* **DATASET ROWS**
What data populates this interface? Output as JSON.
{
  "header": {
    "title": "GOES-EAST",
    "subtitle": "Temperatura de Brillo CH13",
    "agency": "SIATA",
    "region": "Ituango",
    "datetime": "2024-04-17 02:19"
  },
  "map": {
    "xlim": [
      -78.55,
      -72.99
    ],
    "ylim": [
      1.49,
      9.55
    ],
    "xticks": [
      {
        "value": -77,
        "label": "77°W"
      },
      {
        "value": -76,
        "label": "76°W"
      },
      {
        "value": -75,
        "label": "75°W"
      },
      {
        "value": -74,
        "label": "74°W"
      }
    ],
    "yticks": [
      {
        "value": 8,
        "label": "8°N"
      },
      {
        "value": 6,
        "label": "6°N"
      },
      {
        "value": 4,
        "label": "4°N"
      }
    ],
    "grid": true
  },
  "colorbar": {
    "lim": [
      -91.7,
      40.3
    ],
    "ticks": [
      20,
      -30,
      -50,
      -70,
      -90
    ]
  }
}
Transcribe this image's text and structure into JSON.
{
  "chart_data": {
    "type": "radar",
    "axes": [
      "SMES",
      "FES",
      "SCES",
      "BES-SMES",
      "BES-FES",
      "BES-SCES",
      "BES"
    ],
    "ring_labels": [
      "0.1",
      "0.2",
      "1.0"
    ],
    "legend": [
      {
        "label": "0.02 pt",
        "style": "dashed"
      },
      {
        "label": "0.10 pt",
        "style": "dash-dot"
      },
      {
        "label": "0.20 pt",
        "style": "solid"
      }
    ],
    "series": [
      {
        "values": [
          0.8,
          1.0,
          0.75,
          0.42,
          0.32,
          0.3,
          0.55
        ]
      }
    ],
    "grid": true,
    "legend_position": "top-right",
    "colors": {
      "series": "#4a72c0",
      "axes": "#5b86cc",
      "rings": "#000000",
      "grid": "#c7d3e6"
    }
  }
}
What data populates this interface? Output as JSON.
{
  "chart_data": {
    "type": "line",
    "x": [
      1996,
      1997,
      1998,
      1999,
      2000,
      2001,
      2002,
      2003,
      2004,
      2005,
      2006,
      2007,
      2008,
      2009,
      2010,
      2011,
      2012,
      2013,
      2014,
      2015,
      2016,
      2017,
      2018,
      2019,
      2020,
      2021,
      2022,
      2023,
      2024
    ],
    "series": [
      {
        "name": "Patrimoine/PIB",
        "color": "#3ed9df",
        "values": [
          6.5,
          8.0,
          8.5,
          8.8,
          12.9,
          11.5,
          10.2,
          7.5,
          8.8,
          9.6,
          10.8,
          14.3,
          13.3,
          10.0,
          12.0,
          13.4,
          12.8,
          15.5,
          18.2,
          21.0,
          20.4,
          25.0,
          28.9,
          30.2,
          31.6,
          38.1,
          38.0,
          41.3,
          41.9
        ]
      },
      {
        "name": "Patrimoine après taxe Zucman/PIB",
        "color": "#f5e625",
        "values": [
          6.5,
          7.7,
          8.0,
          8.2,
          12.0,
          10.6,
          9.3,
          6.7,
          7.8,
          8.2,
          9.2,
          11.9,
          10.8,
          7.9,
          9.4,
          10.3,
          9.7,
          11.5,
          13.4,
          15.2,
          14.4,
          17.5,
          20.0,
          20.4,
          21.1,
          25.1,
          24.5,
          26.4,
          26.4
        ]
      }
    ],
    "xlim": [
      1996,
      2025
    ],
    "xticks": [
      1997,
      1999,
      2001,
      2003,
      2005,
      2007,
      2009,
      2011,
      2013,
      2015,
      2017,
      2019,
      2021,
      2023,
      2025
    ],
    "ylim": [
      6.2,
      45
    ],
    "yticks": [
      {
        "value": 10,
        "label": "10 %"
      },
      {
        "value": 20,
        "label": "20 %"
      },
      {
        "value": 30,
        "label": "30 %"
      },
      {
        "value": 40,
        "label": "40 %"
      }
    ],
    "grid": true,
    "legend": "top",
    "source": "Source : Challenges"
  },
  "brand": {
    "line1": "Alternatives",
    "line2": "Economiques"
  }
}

* **EXERCISE BRIEF**
In the entries above, find lines with "style" and copy each.

* **FULL OUTPUT**
        "style": "dashed"
        "style": "dash-dot"
        "style": "solid"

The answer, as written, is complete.